## Extracted material:
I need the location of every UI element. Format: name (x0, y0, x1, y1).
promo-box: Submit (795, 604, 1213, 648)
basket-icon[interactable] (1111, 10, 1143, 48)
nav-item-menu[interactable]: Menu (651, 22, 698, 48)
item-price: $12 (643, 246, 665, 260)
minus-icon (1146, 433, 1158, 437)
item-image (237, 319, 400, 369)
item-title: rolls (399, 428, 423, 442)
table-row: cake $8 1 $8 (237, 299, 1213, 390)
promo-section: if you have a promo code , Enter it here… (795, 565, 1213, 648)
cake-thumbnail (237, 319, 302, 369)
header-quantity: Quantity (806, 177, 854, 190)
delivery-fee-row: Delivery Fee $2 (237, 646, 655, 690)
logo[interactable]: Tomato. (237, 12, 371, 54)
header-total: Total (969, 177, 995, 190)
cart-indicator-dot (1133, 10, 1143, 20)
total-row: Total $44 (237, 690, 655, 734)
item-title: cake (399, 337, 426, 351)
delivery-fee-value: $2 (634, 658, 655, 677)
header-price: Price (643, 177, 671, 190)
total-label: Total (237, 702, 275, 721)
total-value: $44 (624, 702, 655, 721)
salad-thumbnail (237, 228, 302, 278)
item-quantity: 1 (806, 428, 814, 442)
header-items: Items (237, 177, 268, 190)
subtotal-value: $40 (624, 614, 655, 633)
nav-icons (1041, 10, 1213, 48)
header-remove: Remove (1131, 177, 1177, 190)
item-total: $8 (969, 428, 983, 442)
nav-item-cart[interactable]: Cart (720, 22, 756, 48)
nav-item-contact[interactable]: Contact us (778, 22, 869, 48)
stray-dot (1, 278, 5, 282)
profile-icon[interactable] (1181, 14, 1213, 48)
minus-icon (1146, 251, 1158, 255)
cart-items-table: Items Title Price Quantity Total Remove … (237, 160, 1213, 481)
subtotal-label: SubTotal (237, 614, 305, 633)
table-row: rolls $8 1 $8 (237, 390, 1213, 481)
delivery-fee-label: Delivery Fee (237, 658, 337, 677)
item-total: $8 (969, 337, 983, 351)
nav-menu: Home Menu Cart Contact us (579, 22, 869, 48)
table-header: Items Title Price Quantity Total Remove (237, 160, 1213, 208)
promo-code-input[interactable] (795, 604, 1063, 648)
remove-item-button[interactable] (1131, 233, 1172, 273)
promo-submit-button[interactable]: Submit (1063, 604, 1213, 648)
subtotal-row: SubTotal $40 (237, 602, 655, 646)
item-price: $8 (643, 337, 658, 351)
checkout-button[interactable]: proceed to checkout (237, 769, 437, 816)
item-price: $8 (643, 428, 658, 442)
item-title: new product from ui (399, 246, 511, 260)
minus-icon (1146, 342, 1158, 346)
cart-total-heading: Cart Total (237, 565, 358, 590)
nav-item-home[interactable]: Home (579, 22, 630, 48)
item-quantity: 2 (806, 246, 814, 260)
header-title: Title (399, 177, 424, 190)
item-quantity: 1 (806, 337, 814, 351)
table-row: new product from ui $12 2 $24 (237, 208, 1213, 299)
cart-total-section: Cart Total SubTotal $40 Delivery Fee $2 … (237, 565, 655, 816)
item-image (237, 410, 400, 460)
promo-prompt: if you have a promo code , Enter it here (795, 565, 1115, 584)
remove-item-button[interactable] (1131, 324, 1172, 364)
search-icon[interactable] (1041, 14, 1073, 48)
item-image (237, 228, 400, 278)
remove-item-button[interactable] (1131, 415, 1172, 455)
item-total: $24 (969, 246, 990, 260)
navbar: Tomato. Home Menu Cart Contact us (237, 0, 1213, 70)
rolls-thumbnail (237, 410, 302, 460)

## Stated exercise:
Could you reproduce every one of the entries above, line for line, with nothing changed?

## Final result:
I need the location of every UI element. Format: name (x0, y0, x1, y1).
promo-box: Submit (795, 604, 1213, 648)
basket-icon[interactable] (1111, 10, 1143, 48)
nav-item-menu[interactable]: Menu (651, 22, 698, 48)
item-price: $12 (643, 246, 665, 260)
minus-icon (1146, 433, 1158, 437)
item-image (237, 319, 400, 369)
item-title: rolls (399, 428, 423, 442)
table-row: cake $8 1 $8 (237, 299, 1213, 390)
promo-section: if you have a promo code , Enter it here… (795, 565, 1213, 648)
cake-thumbnail (237, 319, 302, 369)
header-quantity: Quantity (806, 177, 854, 190)
delivery-fee-row: Delivery Fee $2 (237, 646, 655, 690)
logo[interactable]: Tomato. (237, 12, 371, 54)
header-total: Total (969, 177, 995, 190)
cart-indicator-dot (1133, 10, 1143, 20)
total-row: Total $44 (237, 690, 655, 734)
item-title: cake (399, 337, 426, 351)
delivery-fee-value: $2 (634, 658, 655, 677)
header-price: Price (643, 177, 671, 190)
total-label: Total (237, 702, 275, 721)
total-value: $44 (624, 702, 655, 721)
salad-thumbnail (237, 228, 302, 278)
item-quantity: 1 (806, 428, 814, 442)
header-items: Items (237, 177, 268, 190)
subtotal-value: $40 (624, 614, 655, 633)
nav-icons (1041, 10, 1213, 48)
header-remove: Remove (1131, 177, 1177, 190)
item-total: $8 (969, 428, 983, 442)
nav-item-cart[interactable]: Cart (720, 22, 756, 48)
nav-item-contact[interactable]: Contact us (778, 22, 869, 48)
stray-dot (1, 278, 5, 282)
profile-icon[interactable] (1181, 14, 1213, 48)
minus-icon (1146, 251, 1158, 255)
cart-items-table: Items Title Price Quantity Total Remove … (237, 160, 1213, 481)
subtotal-label: SubTotal (237, 614, 305, 633)
table-row: rolls $8 1 $8 (237, 390, 1213, 481)
delivery-fee-label: Delivery Fee (237, 658, 337, 677)
item-total: $8 (969, 337, 983, 351)
nav-menu: Home Menu Cart Contact us (579, 22, 869, 48)
table-header: Items Title Price Quantity Total Remove (237, 160, 1213, 208)
promo-code-input[interactable] (795, 604, 1063, 648)
remove-item-button[interactable] (1131, 233, 1172, 273)
promo-submit-button[interactable]: Submit (1063, 604, 1213, 648)
subtotal-row: SubTotal $40 (237, 602, 655, 646)
item-price: $8 (643, 337, 658, 351)
checkout-button[interactable]: proceed to checkout (237, 769, 437, 816)
item-price: $8 (643, 428, 658, 442)
item-title: new product from ui (399, 246, 511, 260)
minus-icon (1146, 342, 1158, 346)
cart-total-heading: Cart Total (237, 565, 358, 590)
nav-item-home[interactable]: Home (579, 22, 630, 48)
item-quantity: 2 (806, 246, 814, 260)
header-title: Title (399, 177, 424, 190)
item-quantity: 1 (806, 337, 814, 351)
table-row: new product from ui $12 2 $24 (237, 208, 1213, 299)
cart-total-section: Cart Total SubTotal $40 Delivery Fee $2 … (237, 565, 655, 816)
item-image (237, 410, 400, 460)
promo-prompt: if you have a promo code , Enter it here (795, 565, 1115, 584)
remove-item-button[interactable] (1131, 324, 1172, 364)
search-icon[interactable] (1041, 14, 1073, 48)
item-image (237, 228, 400, 278)
remove-item-button[interactable] (1131, 415, 1172, 455)
item-total: $24 (969, 246, 990, 260)
navbar: Tomato. Home Menu Cart Contact us (237, 0, 1213, 70)
rolls-thumbnail (237, 410, 302, 460)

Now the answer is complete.